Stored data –
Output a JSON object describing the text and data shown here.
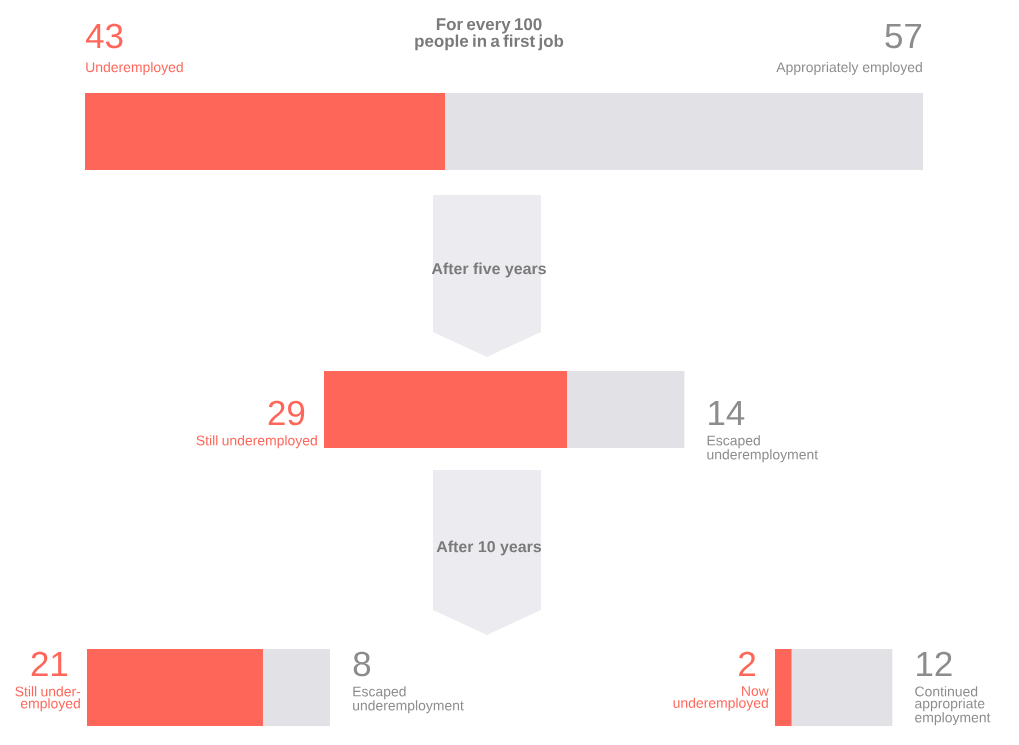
{
  "chart_data": {
    "type": "other",
    "title": "For every 100 people in a first job",
    "annotations": [
      "After five years",
      "After 10 years"
    ],
    "categories": [
      "Underemployed",
      "Appropriately employed",
      "Still underemployed",
      "Escaped underemployment",
      "Still under-employed",
      "Escaped underemployment",
      "Now underemployed",
      "Continued appropriate employment"
    ],
    "values": [
      43,
      57,
      29,
      14,
      21,
      8,
      2,
      12
    ],
    "data_labels": true,
    "colors": [
      "#ff665a",
      "#e2e1e5",
      "#ff665a",
      "#e2e1e5",
      "#ff665a",
      "#e2e1e5",
      "#ff665a",
      "#e2e1e5"
    ]
  }
}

Set task –
Quote the preceding records in their entirety, excluding every picture.

Answer –
Output a JSON object describing the text and data shown here.
{
  "chart_data": {
    "type": "other",
    "title": "For every 100 people in a first job",
    "annotations": [
      "After five years",
      "After 10 years"
    ],
    "categories": [
      "Underemployed",
      "Appropriately employed",
      "Still underemployed",
      "Escaped underemployment",
      "Still under-employed",
      "Escaped underemployment",
      "Now underemployed",
      "Continued appropriate employment"
    ],
    "values": [
      43,
      57,
      29,
      14,
      21,
      8,
      2,
      12
    ],
    "data_labels": true,
    "colors": [
      "#ff665a",
      "#e2e1e5",
      "#ff665a",
      "#e2e1e5",
      "#ff665a",
      "#e2e1e5",
      "#ff665a",
      "#e2e1e5"
    ]
  }
}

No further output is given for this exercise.